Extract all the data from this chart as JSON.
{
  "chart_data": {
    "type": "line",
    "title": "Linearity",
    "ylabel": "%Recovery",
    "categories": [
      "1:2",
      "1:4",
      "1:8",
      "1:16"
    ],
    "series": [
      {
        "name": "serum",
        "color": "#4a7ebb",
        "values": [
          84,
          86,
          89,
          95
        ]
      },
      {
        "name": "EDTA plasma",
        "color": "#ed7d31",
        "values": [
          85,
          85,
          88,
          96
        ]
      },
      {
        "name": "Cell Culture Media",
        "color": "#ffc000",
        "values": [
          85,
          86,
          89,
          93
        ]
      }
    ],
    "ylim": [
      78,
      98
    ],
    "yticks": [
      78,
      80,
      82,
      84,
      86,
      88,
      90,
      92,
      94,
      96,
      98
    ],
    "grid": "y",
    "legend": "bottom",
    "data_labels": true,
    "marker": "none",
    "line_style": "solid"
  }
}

● ● ● ● ●

* _WHAT YOU NEED TO DO_
Restate the data above word for word, please.

* _REPLY_
Extract all the data from this chart as JSON.
{
  "chart_data": {
    "type": "line",
    "title": "Linearity",
    "ylabel": "%Recovery",
    "categories": [
      "1:2",
      "1:4",
      "1:8",
      "1:16"
    ],
    "series": [
      {
        "name": "serum",
        "color": "#4a7ebb",
        "values": [
          84,
          86,
          89,
          95
        ]
      },
      {
        "name": "EDTA plasma",
        "color": "#ed7d31",
        "values": [
          85,
          85,
          88,
          96
        ]
      },
      {
        "name": "Cell Culture Media",
        "color": "#ffc000",
        "values": [
          85,
          86,
          89,
          93
        ]
      }
    ],
    "ylim": [
      78,
      98
    ],
    "yticks": [
      78,
      80,
      82,
      84,
      86,
      88,
      90,
      92,
      94,
      96,
      98
    ],
    "grid": "y",
    "legend": "bottom",
    "data_labels": true,
    "marker": "none",
    "line_style": "solid"
  }
}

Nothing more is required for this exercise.